◆ **Input data**
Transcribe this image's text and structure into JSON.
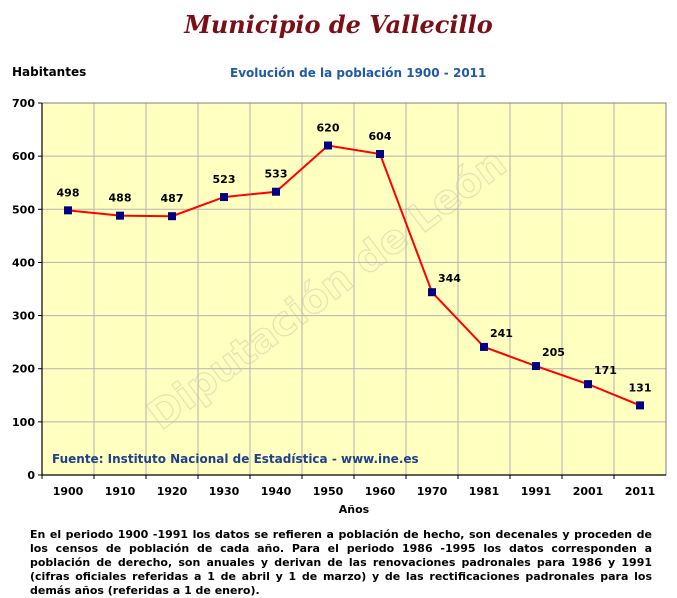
{
  "header": {
    "main_title": "Municipio de Vallecillo",
    "chart_title": "Evolución de la población 1900 - 2011",
    "y_axis_label": "Habitantes",
    "x_axis_label": "Años"
  },
  "source": "Fuente: Instituto Nacional de Estadística - www.ine.es",
  "watermark": "Diputación de León",
  "footnote": "En el periodo 1900 -1991 los datos se refieren a población de hecho, son decenales y proceden de los censos de población de cada año. Para el periodo 1986 -1995 los datos corresponden a población de derecho, son anuales y derivan de las renovaciones padronales para 1986 y 1991 (cifras oficiales referidas a 1 de abril y 1 de marzo) y de las rectificaciones padronales para los demás años (referidas a 1 de enero).",
  "colors": {
    "plot_background": "#ffffc0",
    "line": "#ff0000",
    "marker": "#000080",
    "title": "#7b0f18",
    "chart_title": "#1f5aa8",
    "source": "#1f3f8f"
  },
  "chart_data": {
    "type": "line",
    "title": "Evolución de la población 1900 - 2011",
    "xlabel": "Años",
    "ylabel": "Habitantes",
    "categories": [
      "1900",
      "1910",
      "1920",
      "1930",
      "1940",
      "1950",
      "1960",
      "1970",
      "1981",
      "1991",
      "2001",
      "2011"
    ],
    "series": [
      {
        "values": [
          498,
          488,
          487,
          523,
          533,
          620,
          604,
          344,
          241,
          205,
          171,
          131
        ]
      }
    ],
    "ylim": [
      0,
      700
    ],
    "yticks": [
      0,
      100,
      200,
      300,
      400,
      500,
      600,
      700
    ],
    "grid": true,
    "data_labels": true,
    "legend": "none"
  }
}
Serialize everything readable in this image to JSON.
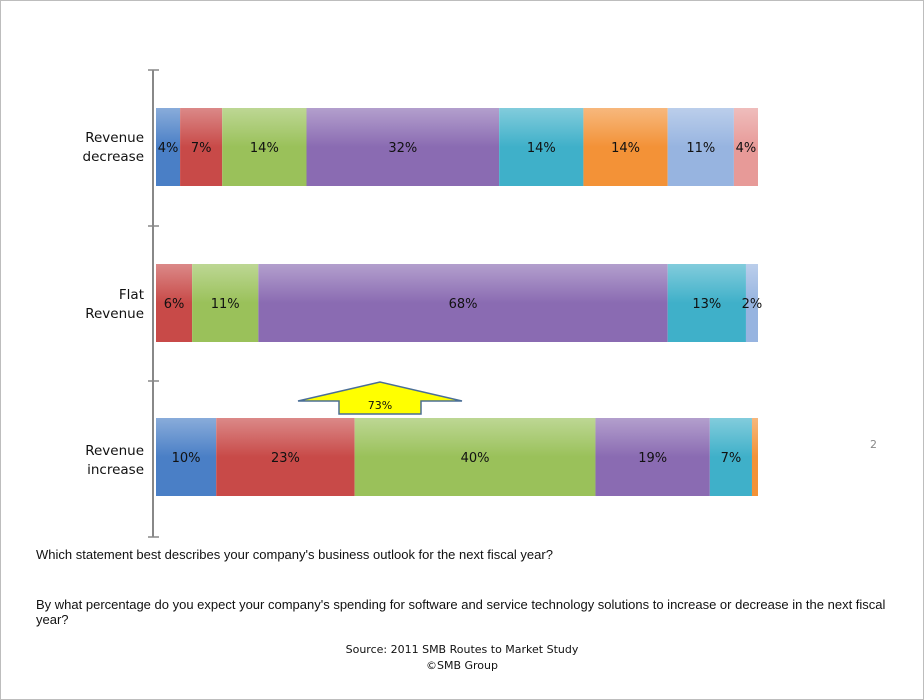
{
  "chart_data": {
    "type": "bar",
    "orientation": "horizontal",
    "stacked": true,
    "categories": [
      "Revenue decrease",
      "Flat Revenue",
      "Revenue increase"
    ],
    "rows": [
      {
        "category": "Revenue decrease",
        "segments": [
          {
            "value": 4,
            "label": "4%",
            "color": "#4a7fc6"
          },
          {
            "value": 7,
            "label": "7%",
            "color": "#c84a48"
          },
          {
            "value": 14,
            "label": "14%",
            "color": "#9ac15a"
          },
          {
            "value": 32,
            "label": "32%",
            "color": "#8a6bb2"
          },
          {
            "value": 14,
            "label": "14%",
            "color": "#3fb0c9"
          },
          {
            "value": 14,
            "label": "14%",
            "color": "#f39237"
          },
          {
            "value": 11,
            "label": "11%",
            "color": "#97b4e0"
          },
          {
            "value": 4,
            "label": "4%",
            "color": "#e79a98"
          }
        ]
      },
      {
        "category": "Flat Revenue",
        "segments": [
          {
            "value": 6,
            "label": "6%",
            "color": "#c84a48"
          },
          {
            "value": 11,
            "label": "11%",
            "color": "#9ac15a"
          },
          {
            "value": 68,
            "label": "68%",
            "color": "#8a6bb2"
          },
          {
            "value": 13,
            "label": "13%",
            "color": "#3fb0c9"
          },
          {
            "value": 2,
            "label": "2%",
            "color": "#97b4e0"
          }
        ]
      },
      {
        "category": "Revenue increase",
        "segments": [
          {
            "value": 10,
            "label": "10%",
            "color": "#4a7fc6"
          },
          {
            "value": 23,
            "label": "23%",
            "color": "#c84a48"
          },
          {
            "value": 40,
            "label": "40%",
            "color": "#9ac15a"
          },
          {
            "value": 19,
            "label": "19%",
            "color": "#8a6bb2"
          },
          {
            "value": 7,
            "label": "7%",
            "color": "#3fb0c9"
          },
          {
            "value": 1,
            "label": "1%",
            "color": "#f39237"
          }
        ]
      }
    ],
    "xlim": [
      0,
      100
    ],
    "legend": "none",
    "grid": false,
    "annotation": {
      "text": "73%",
      "shape": "up-arrow",
      "fill": "#ffff00",
      "outline": "#4a6e96"
    }
  },
  "category_labels": [
    "Revenue\ndecrease",
    "Flat\nRevenue",
    "Revenue\nincrease"
  ],
  "page_number": "2",
  "questions": {
    "q1": "Which statement best describes your company's business outlook for the next fiscal year?",
    "q2": "By what percentage do you expect your company's spending for software and service technology solutions to increase or decrease in the next fiscal year?"
  },
  "source": {
    "line1": "Source: 2011 SMB Routes to Market Study",
    "line2": "©SMB Group"
  }
}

◆ **What to do**
Leave out the pictures and give the rest of the records again exactly.

◆ **Result for this task**
Transcribe this image's text and structure into JSON.
{
  "header": {
    "main_title": "Municipio de Vallecillo",
    "chart_title": "Evolución de la población 1900 - 2011",
    "y_axis_label": "Habitantes",
    "x_axis_label": "Años"
  },
  "source": "Fuente: Instituto Nacional de Estadística - www.ine.es",
  "watermark": "Diputación de León",
  "footnote": "En el periodo 1900 -1991 los datos se refieren a población de hecho, son decenales y proceden de los censos de población de cada año. Para el periodo 1986 -1995 los datos corresponden a población de derecho, son anuales y derivan de las renovaciones padronales para 1986 y 1991 (cifras oficiales referidas a 1 de abril y 1 de marzo) y de las rectificaciones padronales para los demás años (referidas a 1 de enero).",
  "colors": {
    "plot_background": "#ffffc0",
    "line": "#ff0000",
    "marker": "#000080",
    "title": "#7b0f18",
    "chart_title": "#1f5aa8",
    "source": "#1f3f8f"
  },
  "chart_data": {
    "type": "line",
    "title": "Evolución de la población 1900 - 2011",
    "xlabel": "Años",
    "ylabel": "Habitantes",
    "categories": [
      "1900",
      "1910",
      "1920",
      "1930",
      "1940",
      "1950",
      "1960",
      "1970",
      "1981",
      "1991",
      "2001",
      "2011"
    ],
    "series": [
      {
        "values": [
          498,
          488,
          487,
          523,
          533,
          620,
          604,
          344,
          241,
          205,
          171,
          131
        ]
      }
    ],
    "ylim": [
      0,
      700
    ],
    "yticks": [
      0,
      100,
      200,
      300,
      400,
      500,
      600,
      700
    ],
    "grid": true,
    "data_labels": true,
    "legend": "none"
  }
}
Serialize everything readable in this image to JSON.
{
  "chart_data": {
    "type": "bar",
    "orientation": "horizontal",
    "stacked": true,
    "categories": [
      "Revenue decrease",
      "Flat Revenue",
      "Revenue increase"
    ],
    "rows": [
      {
        "category": "Revenue decrease",
        "segments": [
          {
            "value": 4,
            "label": "4%",
            "color": "#4a7fc6"
          },
          {
            "value": 7,
            "label": "7%",
            "color": "#c84a48"
          },
          {
            "value": 14,
            "label": "14%",
            "color": "#9ac15a"
          },
          {
            "value": 32,
            "label": "32%",
            "color": "#8a6bb2"
          },
          {
            "value": 14,
            "label": "14%",
            "color": "#3fb0c9"
          },
          {
            "value": 14,
            "label": "14%",
            "color": "#f39237"
          },
          {
            "value": 11,
            "label": "11%",
            "color": "#97b4e0"
          },
          {
            "value": 4,
            "label": "4%",
            "color": "#e79a98"
          }
        ]
      },
      {
        "category": "Flat Revenue",
        "segments": [
          {
            "value": 6,
            "label": "6%",
            "color": "#c84a48"
          },
          {
            "value": 11,
            "label": "11%",
            "color": "#9ac15a"
          },
          {
            "value": 68,
            "label": "68%",
            "color": "#8a6bb2"
          },
          {
            "value": 13,
            "label": "13%",
            "color": "#3fb0c9"
          },
          {
            "value": 2,
            "label": "2%",
            "color": "#97b4e0"
          }
        ]
      },
      {
        "category": "Revenue increase",
        "segments": [
          {
            "value": 10,
            "label": "10%",
            "color": "#4a7fc6"
          },
          {
            "value": 23,
            "label": "23%",
            "color": "#c84a48"
          },
          {
            "value": 40,
            "label": "40%",
            "color": "#9ac15a"
          },
          {
            "value": 19,
            "label": "19%",
            "color": "#8a6bb2"
          },
          {
            "value": 7,
            "label": "7%",
            "color": "#3fb0c9"
          },
          {
            "value": 1,
            "label": "1%",
            "color": "#f39237"
          }
        ]
      }
    ],
    "xlim": [
      0,
      100
    ],
    "legend": "none",
    "grid": false,
    "annotation": {
      "text": "73%",
      "shape": "up-arrow",
      "fill": "#ffff00",
      "outline": "#4a6e96"
    }
  },
  "category_labels": [
    "Revenue\ndecrease",
    "Flat\nRevenue",
    "Revenue\nincrease"
  ],
  "page_number": "2",
  "questions": {
    "q1": "Which statement best describes your company's business outlook for the next fiscal year?",
    "q2": "By what percentage do you expect your company's spending for software and service technology solutions to increase or decrease in the next fiscal year?"
  },
  "source": {
    "line1": "Source: 2011 SMB Routes to Market Study",
    "line2": "©SMB Group"
  }
}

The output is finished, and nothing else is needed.